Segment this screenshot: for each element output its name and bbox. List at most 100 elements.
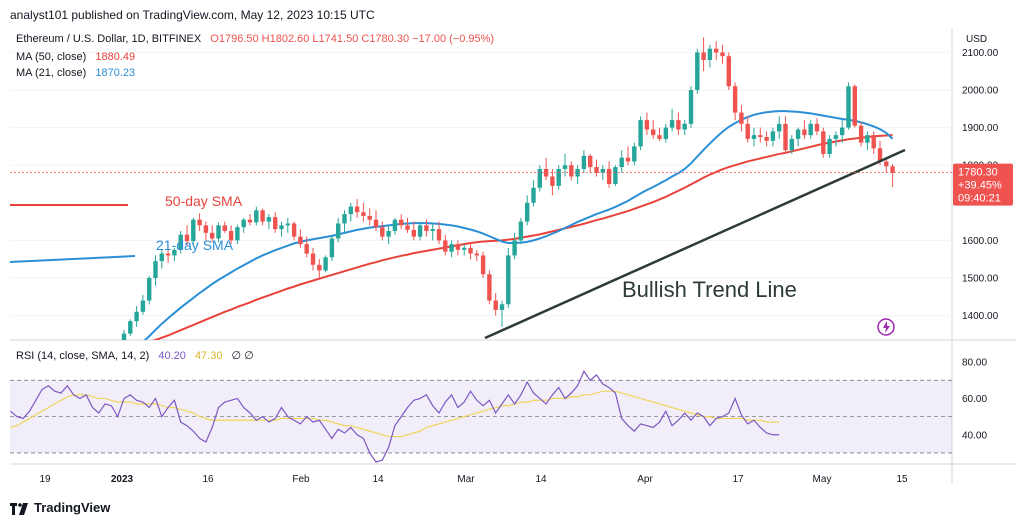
time-tick-label: 17 xyxy=(732,474,744,485)
candle-body xyxy=(178,234,183,250)
candle-body xyxy=(499,304,505,310)
candle-body xyxy=(663,127,668,139)
candle-body xyxy=(651,129,656,136)
candle-body xyxy=(285,223,290,226)
candle-body xyxy=(865,135,870,143)
candle-body xyxy=(506,255,511,305)
candle-body xyxy=(531,187,536,203)
candle-body xyxy=(373,219,379,228)
candle-body xyxy=(606,168,612,184)
rsi-pane xyxy=(10,370,952,463)
candle-body xyxy=(165,253,171,256)
candle-body xyxy=(814,123,820,132)
price-tick-label: 1400.00 xyxy=(962,311,999,322)
candle-body xyxy=(884,161,889,167)
time-tick-label: 14 xyxy=(535,474,547,485)
candle-body xyxy=(493,300,498,310)
symbol-name[interactable]: Ethereum / U.S. Dollar, 1D, BITFINEX xyxy=(16,33,202,45)
events-icon xyxy=(877,318,895,336)
candle-body xyxy=(852,86,857,126)
candle-body xyxy=(399,219,404,226)
candle-body xyxy=(247,219,253,223)
candle-body xyxy=(411,229,416,237)
candle-body xyxy=(840,127,845,136)
candle-body xyxy=(210,232,215,239)
legend-ma21[interactable]: MA (21, close) 1870.23 xyxy=(16,67,135,79)
candle-body xyxy=(632,146,637,162)
candle-body xyxy=(203,225,209,233)
candle-body xyxy=(184,234,190,242)
candle-body xyxy=(480,255,486,275)
price-tick-label: 2000.00 xyxy=(962,86,999,97)
candle-body xyxy=(877,148,883,162)
candle-body xyxy=(140,300,146,312)
candle-body xyxy=(134,311,139,322)
candle-body xyxy=(871,135,876,149)
candle-body xyxy=(254,210,259,223)
axes: USD2100.002000.001900.001800.001600.0015… xyxy=(39,34,1013,485)
candle-body xyxy=(575,168,580,177)
candle-body xyxy=(336,223,341,239)
time-tick-label: Mar xyxy=(457,474,475,485)
candle-body xyxy=(525,202,530,222)
candle-body xyxy=(619,157,624,168)
candle-body xyxy=(235,227,240,241)
rsi-value: 40.20 xyxy=(158,350,186,362)
ma21-value: 1870.23 xyxy=(95,67,136,79)
candle-body xyxy=(644,120,650,130)
rsi-sma-value: 47.30 xyxy=(194,350,223,362)
candlesticks xyxy=(121,37,895,340)
candle-body xyxy=(657,135,662,139)
candle-body xyxy=(367,215,372,220)
legend-rsi[interactable]: RSI (14, close, SMA, 14, 2) 40.20 47.30 … xyxy=(16,349,254,362)
grid xyxy=(10,28,1016,484)
drawings: Bullish Trend Line 50-day SMA 21-day SMA xyxy=(9,148,952,340)
candle-body xyxy=(613,167,618,184)
candle-body xyxy=(827,138,832,154)
ma50-label: MA (50, close) xyxy=(16,51,87,63)
candle-body xyxy=(846,86,851,128)
candle-body xyxy=(758,135,763,138)
candle-body xyxy=(380,227,385,237)
last-price-badge xyxy=(953,163,1013,206)
price-tick-label: 2100.00 xyxy=(962,48,999,59)
candle-body xyxy=(361,212,366,216)
bullish-trend-line xyxy=(484,148,906,340)
candle-body xyxy=(550,176,555,186)
candle-body xyxy=(726,56,731,87)
candle-body xyxy=(392,219,398,231)
candle-body xyxy=(688,90,694,124)
candle-body xyxy=(858,125,864,143)
candle-body xyxy=(424,225,429,231)
rsi-tick-label: 40.00 xyxy=(962,430,987,441)
candle-body xyxy=(405,225,410,230)
candle-body xyxy=(745,123,750,139)
candle-body xyxy=(291,223,297,237)
candle-body xyxy=(298,236,303,245)
candle-body xyxy=(386,230,391,237)
candle-body xyxy=(121,333,127,340)
candle-body xyxy=(222,225,227,231)
candle-body xyxy=(159,253,164,262)
candle-body xyxy=(764,137,769,141)
candle-body xyxy=(128,321,133,334)
ohlc-values: O1796.50 H1802.60 L1741.50 C1780.30 −17.… xyxy=(210,33,495,45)
candle-body xyxy=(417,225,423,237)
candle-body xyxy=(216,225,221,239)
tradingview-brand[interactable]: TradingView xyxy=(10,500,110,515)
sma50-label: 50-day SMA xyxy=(165,193,243,209)
last-change: +39.45% xyxy=(958,180,1002,192)
price-axis-currency: USD xyxy=(966,34,987,45)
candle-body xyxy=(443,240,448,252)
candle-body xyxy=(802,129,807,136)
candle-body xyxy=(172,249,177,256)
candle-body xyxy=(279,225,284,230)
rsi-tick-label: 60.00 xyxy=(962,394,987,405)
candle-body xyxy=(537,168,542,188)
ma50-line xyxy=(152,134,893,340)
time-tick-label: 15 xyxy=(896,474,908,485)
candle-body xyxy=(770,131,776,141)
candle-body xyxy=(342,214,347,224)
lightning-icon xyxy=(883,321,890,333)
legend-ma50[interactable]: MA (50, close) 1880.49 xyxy=(16,51,135,63)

Aim of the exercise
Repeat all of the material above word for word, leaving out the pictures.

Expected output
Segment this screenshot: for each element output its name and bbox. List at most 100 elements.
time-tick-label: 17 xyxy=(732,474,744,485)
candle-body xyxy=(178,234,183,250)
candle-body xyxy=(499,304,505,310)
candle-body xyxy=(663,127,668,139)
candle-body xyxy=(651,129,656,136)
candle-body xyxy=(285,223,290,226)
candle-body xyxy=(865,135,870,143)
candle-body xyxy=(506,255,511,305)
candle-body xyxy=(531,187,536,203)
candle-body xyxy=(373,219,379,228)
candle-body xyxy=(606,168,612,184)
rsi-pane xyxy=(10,370,952,463)
candle-body xyxy=(165,253,171,256)
candle-body xyxy=(814,123,820,132)
price-tick-label: 1400.00 xyxy=(962,311,999,322)
candle-body xyxy=(884,161,889,167)
time-tick-label: 14 xyxy=(535,474,547,485)
candle-body xyxy=(493,300,498,310)
symbol-name[interactable]: Ethereum / U.S. Dollar, 1D, BITFINEX xyxy=(16,33,202,45)
events-icon xyxy=(877,318,895,336)
candle-body xyxy=(852,86,857,126)
candle-body xyxy=(399,219,404,226)
candle-body xyxy=(247,219,253,223)
candle-body xyxy=(411,229,416,237)
candle-body xyxy=(840,127,845,136)
candle-body xyxy=(210,232,215,239)
legend-ma21[interactable]: MA (21, close) 1870.23 xyxy=(16,67,135,79)
candle-body xyxy=(632,146,637,162)
candle-body xyxy=(203,225,209,233)
candle-body xyxy=(184,234,190,242)
candle-body xyxy=(480,255,486,275)
price-tick-label: 2000.00 xyxy=(962,86,999,97)
candle-body xyxy=(877,148,883,162)
candle-body xyxy=(140,300,146,312)
candle-body xyxy=(134,311,139,322)
candle-body xyxy=(871,135,876,149)
candle-body xyxy=(254,210,259,223)
axes: USD2100.002000.001900.001800.001600.0015… xyxy=(39,34,1013,485)
candle-body xyxy=(575,168,580,177)
candle-body xyxy=(336,223,341,239)
time-tick-label: Mar xyxy=(457,474,475,485)
candle-body xyxy=(525,202,530,222)
candle-body xyxy=(619,157,624,168)
candle-body xyxy=(235,227,240,241)
rsi-value: 40.20 xyxy=(158,350,186,362)
ma21-value: 1870.23 xyxy=(95,67,136,79)
candle-body xyxy=(644,120,650,130)
rsi-sma-value: 47.30 xyxy=(194,350,223,362)
candlesticks xyxy=(121,37,895,340)
candle-body xyxy=(657,135,662,139)
candle-body xyxy=(367,215,372,220)
legend-rsi[interactable]: RSI (14, close, SMA, 14, 2) 40.20 47.30 … xyxy=(16,349,254,362)
grid xyxy=(10,28,1016,484)
drawings: Bullish Trend Line 50-day SMA 21-day SMA xyxy=(9,148,952,340)
candle-body xyxy=(613,167,618,184)
candle-body xyxy=(827,138,832,154)
ma50-label: MA (50, close) xyxy=(16,51,87,63)
candle-body xyxy=(846,86,851,128)
candle-body xyxy=(758,135,763,138)
candle-body xyxy=(380,227,385,237)
last-price-badge xyxy=(953,163,1013,206)
price-tick-label: 2100.00 xyxy=(962,48,999,59)
candle-body xyxy=(361,212,366,216)
bullish-trend-line xyxy=(484,148,906,340)
candle-body xyxy=(550,176,555,186)
candle-body xyxy=(726,56,731,87)
candle-body xyxy=(392,219,398,231)
candle-body xyxy=(688,90,694,124)
candle-body xyxy=(858,125,864,143)
candle-body xyxy=(424,225,429,231)
rsi-tick-label: 40.00 xyxy=(962,430,987,441)
candle-body xyxy=(405,225,410,230)
candle-body xyxy=(745,123,750,139)
candle-body xyxy=(291,223,297,237)
candle-body xyxy=(298,236,303,245)
candle-body xyxy=(386,230,391,237)
candle-body xyxy=(121,333,127,340)
candle-body xyxy=(222,225,227,231)
candle-body xyxy=(159,253,164,262)
candle-body xyxy=(764,137,769,141)
candle-body xyxy=(128,321,133,334)
ohlc-values: O1796.50 H1802.60 L1741.50 C1780.30 −17.… xyxy=(210,33,495,45)
candle-body xyxy=(417,225,423,237)
candle-body xyxy=(216,225,221,239)
tradingview-brand[interactable]: TradingView xyxy=(10,500,110,515)
sma50-label: 50-day SMA xyxy=(165,193,243,209)
last-change: +39.45% xyxy=(958,180,1002,192)
price-axis-currency: USD xyxy=(966,34,987,45)
candle-body xyxy=(443,240,448,252)
candle-body xyxy=(802,129,807,136)
candle-body xyxy=(172,249,177,256)
candle-body xyxy=(279,225,284,230)
rsi-tick-label: 60.00 xyxy=(962,394,987,405)
candle-body xyxy=(537,168,542,188)
ma50-line xyxy=(152,134,893,340)
time-tick-label: 15 xyxy=(896,474,908,485)
candle-body xyxy=(770,131,776,141)
candle-body xyxy=(342,214,347,224)
lightning-icon xyxy=(883,321,890,333)
legend-ma50[interactable]: MA (50, close) 1880.49 xyxy=(16,51,135,63)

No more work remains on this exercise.